→ **TO BE DONE**
Using the data below, determine the number of lines that include the string "color". Write only that number.

___ ITEMS

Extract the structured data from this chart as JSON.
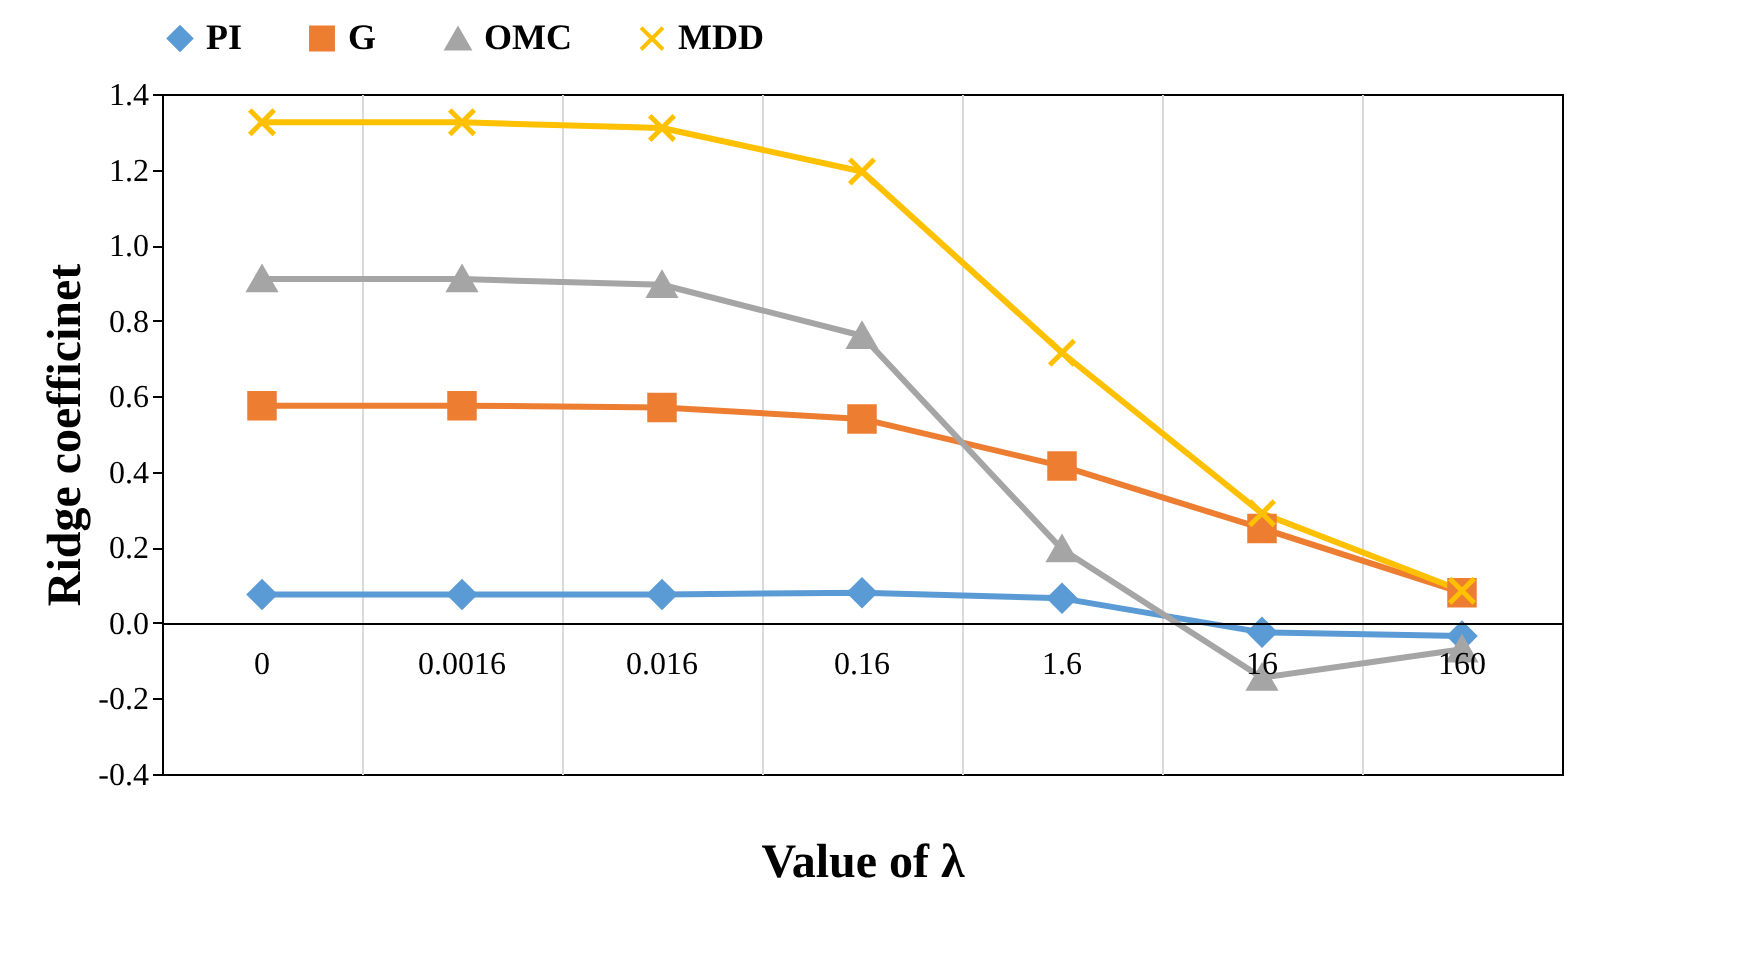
{
  "chart_data": {
    "type": "line",
    "xlabel": "Value of λ",
    "ylabel": "Ridge coefficinet",
    "categories": [
      "0",
      "0.0016",
      "0.016",
      "0.16",
      "1.6",
      "16",
      "160"
    ],
    "series": [
      {
        "name": "PI",
        "color": "#5b9bd5",
        "marker": "diamond",
        "values": [
          0.075,
          0.075,
          0.075,
          0.08,
          0.065,
          -0.025,
          -0.035
        ]
      },
      {
        "name": "G",
        "color": "#ed7d31",
        "marker": "square",
        "values": [
          0.575,
          0.575,
          0.57,
          0.54,
          0.415,
          0.25,
          0.08
        ]
      },
      {
        "name": "OMC",
        "color": "#a5a5a5",
        "marker": "triangle",
        "values": [
          0.91,
          0.91,
          0.895,
          0.76,
          0.195,
          -0.145,
          -0.07
        ]
      },
      {
        "name": "MDD",
        "color": "#ffc000",
        "marker": "cross",
        "values": [
          1.325,
          1.325,
          1.31,
          1.195,
          0.715,
          0.29,
          0.085
        ]
      }
    ],
    "ylim": [
      -0.4,
      1.4
    ],
    "yticks": [
      {
        "value": -0.4,
        "label": "-0.4"
      },
      {
        "value": -0.2,
        "label": "-0.2"
      },
      {
        "value": 0,
        "label": "0.0"
      },
      {
        "value": 0.2,
        "label": "0.2"
      },
      {
        "value": 0.4,
        "label": "0.4"
      },
      {
        "value": 0.6,
        "label": "0.6"
      },
      {
        "value": 0.8,
        "label": "0.8"
      },
      {
        "value": 1,
        "label": "1.0"
      },
      {
        "value": 1.2,
        "label": "1.2"
      },
      {
        "value": 1.4,
        "label": "1.4"
      }
    ],
    "grid": "x",
    "legend": "top",
    "line_style": "solid"
  }
}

______

→ **COMPLETED EXERCISE**
4